Where a line holds the word "this", copy that line.
## begin
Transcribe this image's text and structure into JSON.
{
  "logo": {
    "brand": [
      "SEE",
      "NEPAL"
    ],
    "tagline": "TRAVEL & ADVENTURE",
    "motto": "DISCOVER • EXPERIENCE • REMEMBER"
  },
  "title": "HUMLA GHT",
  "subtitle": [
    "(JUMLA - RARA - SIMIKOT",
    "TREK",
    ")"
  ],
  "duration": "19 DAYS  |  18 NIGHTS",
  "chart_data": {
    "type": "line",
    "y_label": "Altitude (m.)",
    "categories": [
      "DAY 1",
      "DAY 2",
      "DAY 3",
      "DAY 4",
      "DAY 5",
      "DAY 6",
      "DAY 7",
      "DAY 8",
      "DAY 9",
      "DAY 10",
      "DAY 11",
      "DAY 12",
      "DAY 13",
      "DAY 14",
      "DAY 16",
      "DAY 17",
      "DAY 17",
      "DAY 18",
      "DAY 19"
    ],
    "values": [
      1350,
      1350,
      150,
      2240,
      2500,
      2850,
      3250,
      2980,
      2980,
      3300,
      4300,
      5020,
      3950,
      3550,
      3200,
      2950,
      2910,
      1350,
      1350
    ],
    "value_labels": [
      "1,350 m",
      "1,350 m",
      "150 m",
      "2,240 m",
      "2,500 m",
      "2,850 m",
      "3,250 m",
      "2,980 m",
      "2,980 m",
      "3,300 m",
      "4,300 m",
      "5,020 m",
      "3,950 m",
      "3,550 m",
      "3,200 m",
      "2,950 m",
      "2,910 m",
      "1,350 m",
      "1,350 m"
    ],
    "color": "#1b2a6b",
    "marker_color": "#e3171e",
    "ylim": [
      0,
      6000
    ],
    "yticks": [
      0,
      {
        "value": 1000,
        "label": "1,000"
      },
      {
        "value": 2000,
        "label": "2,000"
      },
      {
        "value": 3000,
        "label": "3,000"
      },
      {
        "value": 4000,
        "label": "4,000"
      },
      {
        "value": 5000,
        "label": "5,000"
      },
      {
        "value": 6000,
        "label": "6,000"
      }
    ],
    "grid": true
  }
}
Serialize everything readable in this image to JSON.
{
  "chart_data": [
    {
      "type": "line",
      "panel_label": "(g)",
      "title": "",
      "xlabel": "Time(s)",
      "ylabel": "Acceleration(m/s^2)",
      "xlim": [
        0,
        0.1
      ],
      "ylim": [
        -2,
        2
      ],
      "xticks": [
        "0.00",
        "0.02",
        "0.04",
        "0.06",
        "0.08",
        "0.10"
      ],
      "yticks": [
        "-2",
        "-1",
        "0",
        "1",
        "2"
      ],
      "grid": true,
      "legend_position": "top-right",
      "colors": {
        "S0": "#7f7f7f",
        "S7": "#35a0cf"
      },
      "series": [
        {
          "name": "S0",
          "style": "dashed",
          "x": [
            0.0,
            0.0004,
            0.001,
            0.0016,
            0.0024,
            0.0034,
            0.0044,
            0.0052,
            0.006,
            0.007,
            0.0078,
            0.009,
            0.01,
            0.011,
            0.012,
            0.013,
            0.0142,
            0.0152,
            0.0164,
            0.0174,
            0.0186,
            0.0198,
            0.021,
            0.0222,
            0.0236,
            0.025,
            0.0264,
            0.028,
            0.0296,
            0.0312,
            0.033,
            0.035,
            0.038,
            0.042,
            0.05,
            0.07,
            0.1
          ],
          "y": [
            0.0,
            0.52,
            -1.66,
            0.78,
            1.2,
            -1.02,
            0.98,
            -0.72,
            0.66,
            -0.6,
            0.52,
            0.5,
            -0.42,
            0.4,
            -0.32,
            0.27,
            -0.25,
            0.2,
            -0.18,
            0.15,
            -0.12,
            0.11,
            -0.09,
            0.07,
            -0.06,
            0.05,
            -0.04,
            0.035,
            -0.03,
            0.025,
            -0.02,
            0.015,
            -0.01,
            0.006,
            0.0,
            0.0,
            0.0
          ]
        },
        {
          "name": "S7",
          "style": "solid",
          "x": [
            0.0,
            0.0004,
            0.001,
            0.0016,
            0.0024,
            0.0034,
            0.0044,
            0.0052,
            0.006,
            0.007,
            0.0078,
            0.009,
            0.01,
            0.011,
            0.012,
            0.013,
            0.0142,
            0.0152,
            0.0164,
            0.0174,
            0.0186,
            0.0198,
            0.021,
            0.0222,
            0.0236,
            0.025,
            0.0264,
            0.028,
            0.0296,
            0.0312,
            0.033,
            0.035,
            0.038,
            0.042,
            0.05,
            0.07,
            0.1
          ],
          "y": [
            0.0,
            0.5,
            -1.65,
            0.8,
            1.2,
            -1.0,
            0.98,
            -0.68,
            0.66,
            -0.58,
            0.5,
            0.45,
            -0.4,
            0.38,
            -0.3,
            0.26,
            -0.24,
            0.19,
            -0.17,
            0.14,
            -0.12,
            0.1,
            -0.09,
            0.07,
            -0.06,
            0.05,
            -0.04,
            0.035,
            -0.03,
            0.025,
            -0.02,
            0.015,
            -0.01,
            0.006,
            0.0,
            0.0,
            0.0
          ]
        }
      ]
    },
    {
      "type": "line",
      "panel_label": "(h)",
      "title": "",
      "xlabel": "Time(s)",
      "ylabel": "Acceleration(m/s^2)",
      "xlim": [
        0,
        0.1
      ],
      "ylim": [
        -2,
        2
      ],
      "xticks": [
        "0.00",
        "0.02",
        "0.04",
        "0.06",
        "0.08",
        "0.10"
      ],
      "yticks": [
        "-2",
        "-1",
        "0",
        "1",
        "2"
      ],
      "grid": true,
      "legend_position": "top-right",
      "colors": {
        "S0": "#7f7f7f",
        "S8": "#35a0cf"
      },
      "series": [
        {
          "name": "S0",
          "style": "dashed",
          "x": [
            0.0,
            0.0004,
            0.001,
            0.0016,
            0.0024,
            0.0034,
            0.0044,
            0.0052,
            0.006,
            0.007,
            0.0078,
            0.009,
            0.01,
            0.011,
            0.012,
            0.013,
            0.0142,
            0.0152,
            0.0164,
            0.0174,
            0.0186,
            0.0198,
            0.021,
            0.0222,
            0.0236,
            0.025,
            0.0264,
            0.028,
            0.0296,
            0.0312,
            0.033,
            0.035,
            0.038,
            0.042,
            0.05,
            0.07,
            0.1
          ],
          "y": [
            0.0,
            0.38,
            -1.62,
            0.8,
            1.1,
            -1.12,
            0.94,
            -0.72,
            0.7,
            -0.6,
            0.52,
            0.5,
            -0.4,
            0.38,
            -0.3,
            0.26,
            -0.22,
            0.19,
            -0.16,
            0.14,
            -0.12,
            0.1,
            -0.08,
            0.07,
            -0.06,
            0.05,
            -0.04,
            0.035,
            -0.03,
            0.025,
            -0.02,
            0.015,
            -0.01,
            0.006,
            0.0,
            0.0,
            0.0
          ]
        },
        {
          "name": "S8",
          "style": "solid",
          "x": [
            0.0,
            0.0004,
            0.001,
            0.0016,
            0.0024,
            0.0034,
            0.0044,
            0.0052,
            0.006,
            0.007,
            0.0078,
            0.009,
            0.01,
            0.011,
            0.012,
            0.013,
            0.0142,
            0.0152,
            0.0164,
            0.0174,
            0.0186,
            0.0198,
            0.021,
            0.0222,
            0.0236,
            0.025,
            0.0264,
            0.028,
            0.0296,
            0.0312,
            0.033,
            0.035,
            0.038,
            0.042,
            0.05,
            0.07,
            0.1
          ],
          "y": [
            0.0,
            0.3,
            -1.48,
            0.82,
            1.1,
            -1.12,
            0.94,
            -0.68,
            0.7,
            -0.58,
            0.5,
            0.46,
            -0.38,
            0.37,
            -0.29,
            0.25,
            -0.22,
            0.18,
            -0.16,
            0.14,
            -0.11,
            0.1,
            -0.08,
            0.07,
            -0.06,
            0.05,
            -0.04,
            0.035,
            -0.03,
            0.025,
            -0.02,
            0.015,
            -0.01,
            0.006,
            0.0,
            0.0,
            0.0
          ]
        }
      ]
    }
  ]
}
## end
▶ **FULL OUTPUT**
Transcribe this image's text and structure into JSON.
Serialize everything readable in this image to JSON.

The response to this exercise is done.